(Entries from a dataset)
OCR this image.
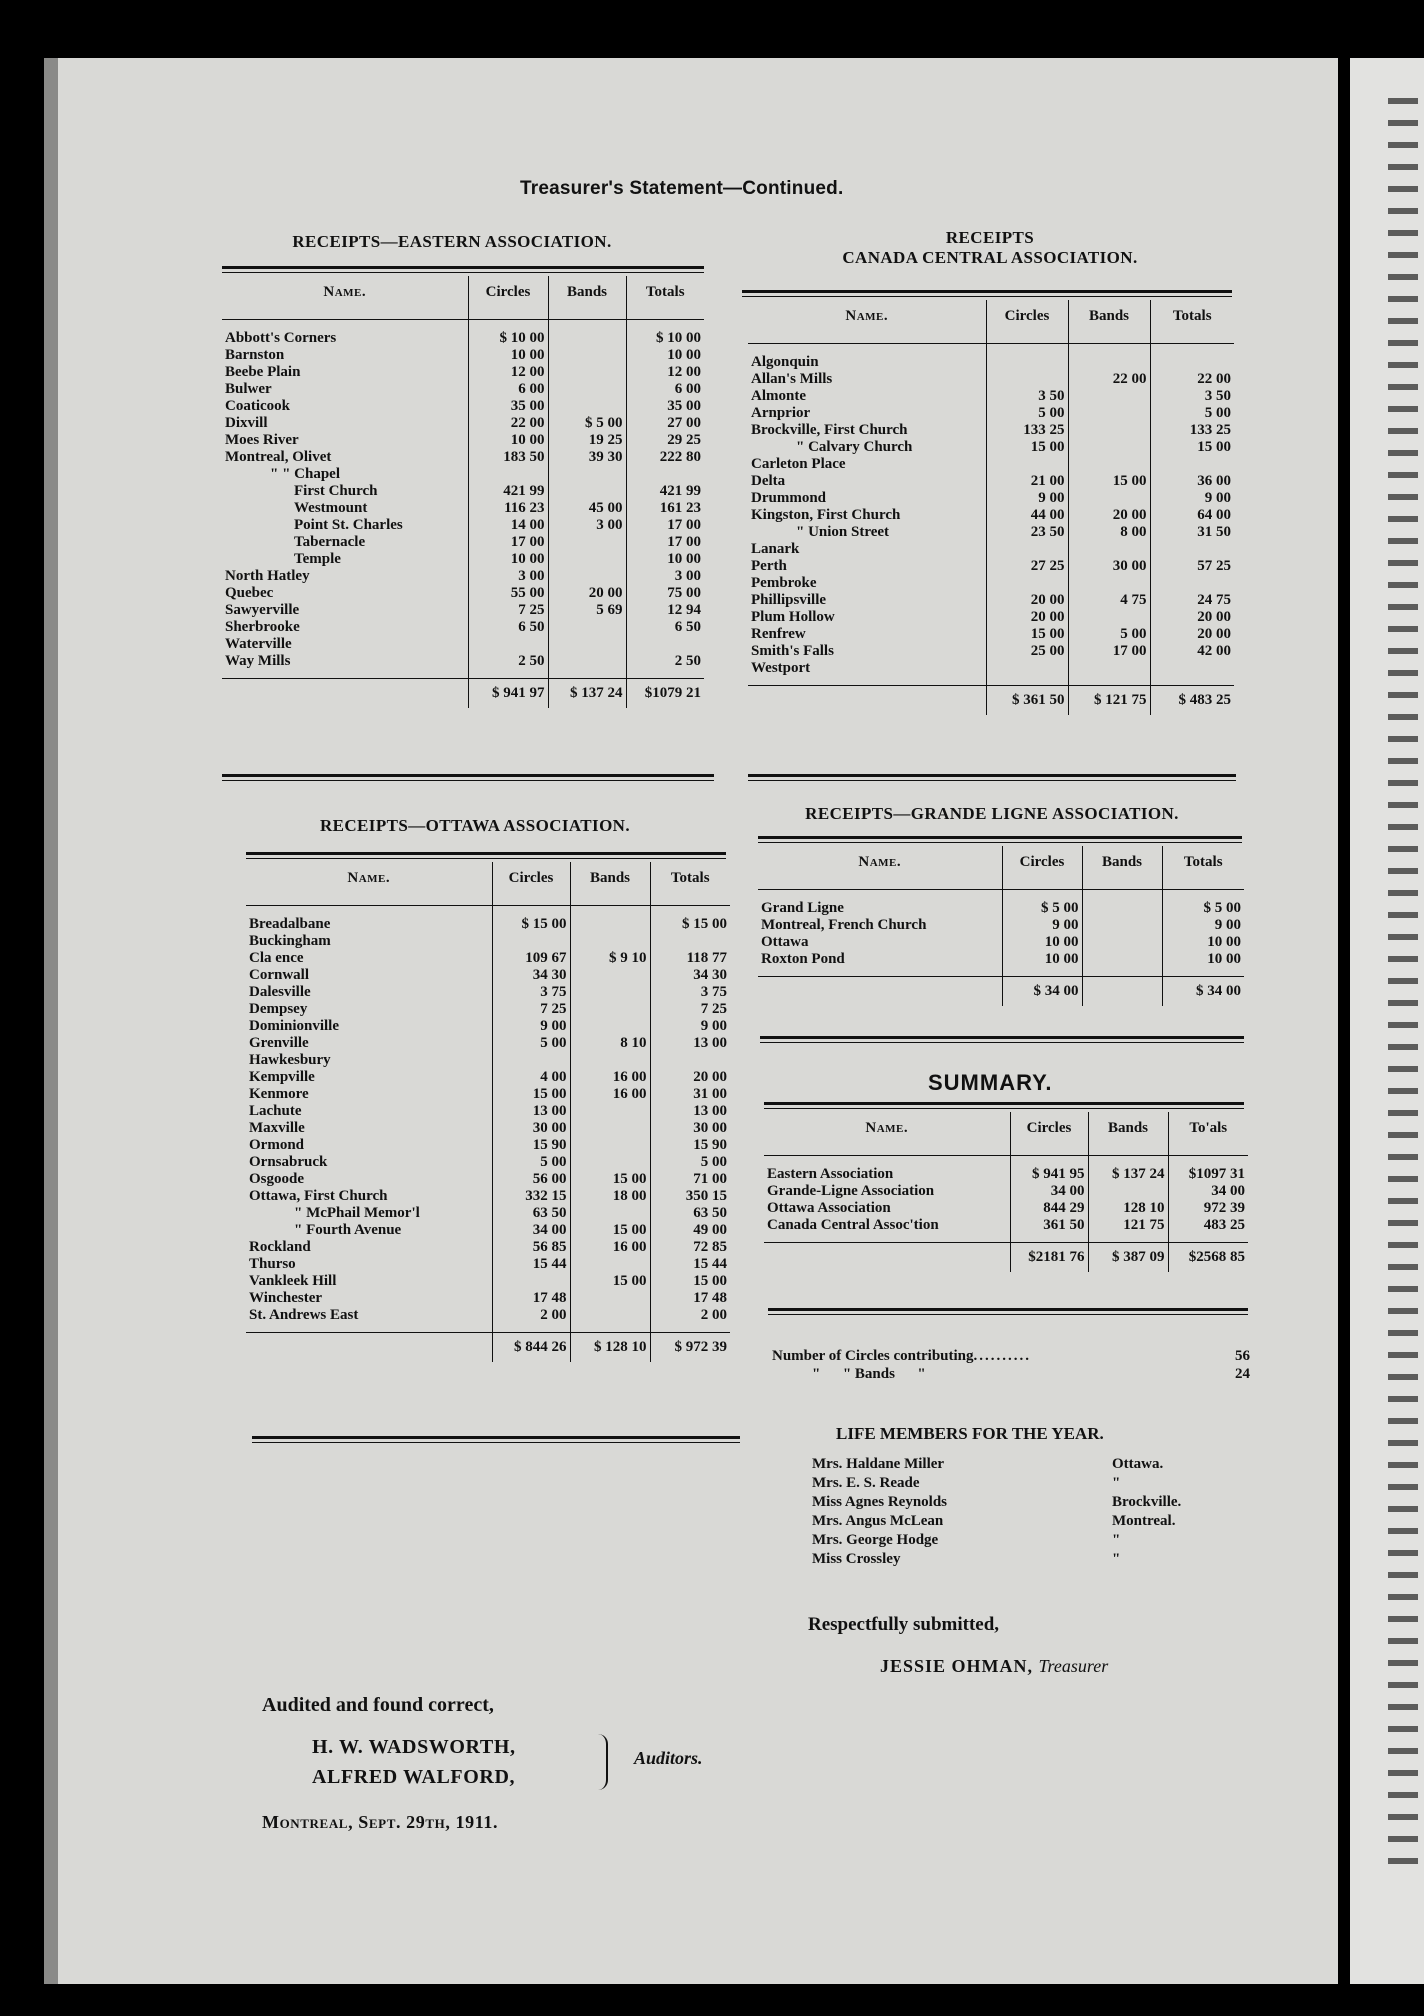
Treasurer's Statement—Continued.
RECEIPTS—EASTERN ASSOCIATION.
Name.	Circles	Bands	Totals
Abbott's Corners	$ 10 00		$ 10 00
Barnston	10 00		10 00
Beebe Plain	12 00		12 00
Bulwer	6 00		6 00
Coaticook	35 00		35 00
Dixvill	22 00	$ 5 00	27 00
Moes River	10 00	19 25	29 25
Montreal, Olivet	183 50	39 30	222 80
" " Chapel			
First Church	421 99		421 99
Westmount	116 23	45 00	161 23
Point St. Charles	14 00	3 00	17 00
Tabernacle	17 00		17 00
Temple	10 00		10 00
North Hatley	3 00		3 00
Quebec	55 00	20 00	75 00
Sawyerville	7 25	5 69	12 94
Sherbrooke	6 50		6 50
Waterville			
Way Mills	2 50		2 50
	$ 941 97	$ 137 24	$1079 21
RECEIPTS
CANADA CENTRAL ASSOCIATION.
Name.	Circles	Bands	Totals
Algonquin			
Allan's Mills		22 00	22 00
Almonte	3 50		3 50
Arnprior	5 00		5 00
Brockville, First Church	133 25		133 25
" Calvary Church	15 00		15 00
Carleton Place			
Delta	21 00	15 00	36 00
Drummond	9 00		9 00
Kingston, First Church	44 00	20 00	64 00
" Union Street	23 50	8 00	31 50
Lanark			
Perth	27 25	30 00	57 25
Pembroke			
Phillipsville	20 00	4 75	24 75
Plum Hollow	20 00		20 00
Renfrew	15 00	5 00	20 00
Smith's Falls	25 00	17 00	42 00
Westport			
	$ 361 50	$ 121 75	$ 483 25
RECEIPTS—OTTAWA ASSOCIATION.
Name.	Circles	Bands	Totals
Breadalbane	$ 15 00		$ 15 00
Buckingham			
Cla ence	109 67	$ 9 10	118 77
Cornwall	34 30		34 30
Dalesville	3 75		3 75
Dempsey	7 25		7 25
Dominionville	9 00		9 00
Grenville	5 00	8 10	13 00
Hawkesbury			
Kempville	4 00	16 00	20 00
Kenmore	15 00	16 00	31 00
Lachute	13 00		13 00
Maxville	30 00		30 00
Ormond	15 90		15 90
Ornsabruck	5 00		5 00
Osgoode	56 00	15 00	71 00
Ottawa, First Church	332 15	18 00	350 15
" McPhail Memor'l	63 50		63 50
" Fourth Avenue	34 00	15 00	49 00
Rockland	56 85	16 00	72 85
Thurso	15 44		15 44
Vankleek Hill		15 00	15 00
Winchester	17 48		17 48
St. Andrews East	2 00		2 00
	$ 844 26	$ 128 10	$ 972 39
RECEIPTS—GRANDE LIGNE ASSOCIATION.
Name.	Circles	Bands	Totals
Grand Ligne	$ 5 00		$ 5 00
Montreal, French Church	9 00		9 00
Ottawa	10 00		10 00
Roxton Pond	10 00		10 00
	$ 34 00		$ 34 00
SUMMARY.
Name.	Circles	Bands	To'als
Eastern Association	$ 941 95	$ 137 24	$1097 31
Grande-Ligne Association	34 00		34 00
Ottawa Association	844 29	128 10	972 39
Canada Central Assoc'tion	361 50	121 75	483 25
	$2181 76	$ 387 09	$2568 85
Number of Circles contributing..........	56
"      " Bands      "	24
LIFE MEMBERS FOR THE YEAR.
Mrs. Haldane Miller	Ottawa.
Mrs. E. S. Reade	"
Miss Agnes Reynolds	Brockville.
Mrs. Angus McLean	Montreal.
Mrs. George Hodge	"
Miss Crossley	"
Respectfully submitted,
JESSIE OHMAN, Treasurer
Audited and found correct,
H. W. WADSWORTH,
ALFRED WALFORD,
Auditors.
Montreal, Sept. 29th, 1911.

» Task prompt: Without the pictures, print the records in full, exactly as they appear.

» Task answer:
OCR this image.
Treasurer's Statement—Continued.
RECEIPTS—EASTERN ASSOCIATION.
Name.	Circles	Bands	Totals
Abbott's Corners	$ 10 00		$ 10 00
Barnston	10 00		10 00
Beebe Plain	12 00		12 00
Bulwer	6 00		6 00
Coaticook	35 00		35 00
Dixvill	22 00	$ 5 00	27 00
Moes River	10 00	19 25	29 25
Montreal, Olivet	183 50	39 30	222 80
" " Chapel			
First Church	421 99		421 99
Westmount	116 23	45 00	161 23
Point St. Charles	14 00	3 00	17 00
Tabernacle	17 00		17 00
Temple	10 00		10 00
North Hatley	3 00		3 00
Quebec	55 00	20 00	75 00
Sawyerville	7 25	5 69	12 94
Sherbrooke	6 50		6 50
Waterville			
Way Mills	2 50		2 50
	$ 941 97	$ 137 24	$1079 21
RECEIPTS
CANADA CENTRAL ASSOCIATION.
Name.	Circles	Bands	Totals
Algonquin			
Allan's Mills		22 00	22 00
Almonte	3 50		3 50
Arnprior	5 00		5 00
Brockville, First Church	133 25		133 25
" Calvary Church	15 00		15 00
Carleton Place			
Delta	21 00	15 00	36 00
Drummond	9 00		9 00
Kingston, First Church	44 00	20 00	64 00
" Union Street	23 50	8 00	31 50
Lanark			
Perth	27 25	30 00	57 25
Pembroke			
Phillipsville	20 00	4 75	24 75
Plum Hollow	20 00		20 00
Renfrew	15 00	5 00	20 00
Smith's Falls	25 00	17 00	42 00
Westport			
	$ 361 50	$ 121 75	$ 483 25
RECEIPTS—OTTAWA ASSOCIATION.
Name.	Circles	Bands	Totals
Breadalbane	$ 15 00		$ 15 00
Buckingham			
Cla ence	109 67	$ 9 10	118 77
Cornwall	34 30		34 30
Dalesville	3 75		3 75
Dempsey	7 25		7 25
Dominionville	9 00		9 00
Grenville	5 00	8 10	13 00
Hawkesbury			
Kempville	4 00	16 00	20 00
Kenmore	15 00	16 00	31 00
Lachute	13 00		13 00
Maxville	30 00		30 00
Ormond	15 90		15 90
Ornsabruck	5 00		5 00
Osgoode	56 00	15 00	71 00
Ottawa, First Church	332 15	18 00	350 15
" McPhail Memor'l	63 50		63 50
" Fourth Avenue	34 00	15 00	49 00
Rockland	56 85	16 00	72 85
Thurso	15 44		15 44
Vankleek Hill		15 00	15 00
Winchester	17 48		17 48
St. Andrews East	2 00		2 00
	$ 844 26	$ 128 10	$ 972 39
RECEIPTS—GRANDE LIGNE ASSOCIATION.
Name.	Circles	Bands	Totals
Grand Ligne	$ 5 00		$ 5 00
Montreal, French Church	9 00		9 00
Ottawa	10 00		10 00
Roxton Pond	10 00		10 00
	$ 34 00		$ 34 00
SUMMARY.
Name.	Circles	Bands	To'als
Eastern Association	$ 941 95	$ 137 24	$1097 31
Grande-Ligne Association	34 00		34 00
Ottawa Association	844 29	128 10	972 39
Canada Central Assoc'tion	361 50	121 75	483 25
	$2181 76	$ 387 09	$2568 85
Number of Circles contributing..........	56
"      " Bands      "	24
LIFE MEMBERS FOR THE YEAR.
Mrs. Haldane Miller	Ottawa.
Mrs. E. S. Reade	"
Miss Agnes Reynolds	Brockville.
Mrs. Angus McLean	Montreal.
Mrs. George Hodge	"
Miss Crossley	"
Respectfully submitted,
JESSIE OHMAN, Treasurer
Audited and found correct,
H. W. WADSWORTH,
ALFRED WALFORD,
Auditors.
Montreal, Sept. 29th, 1911.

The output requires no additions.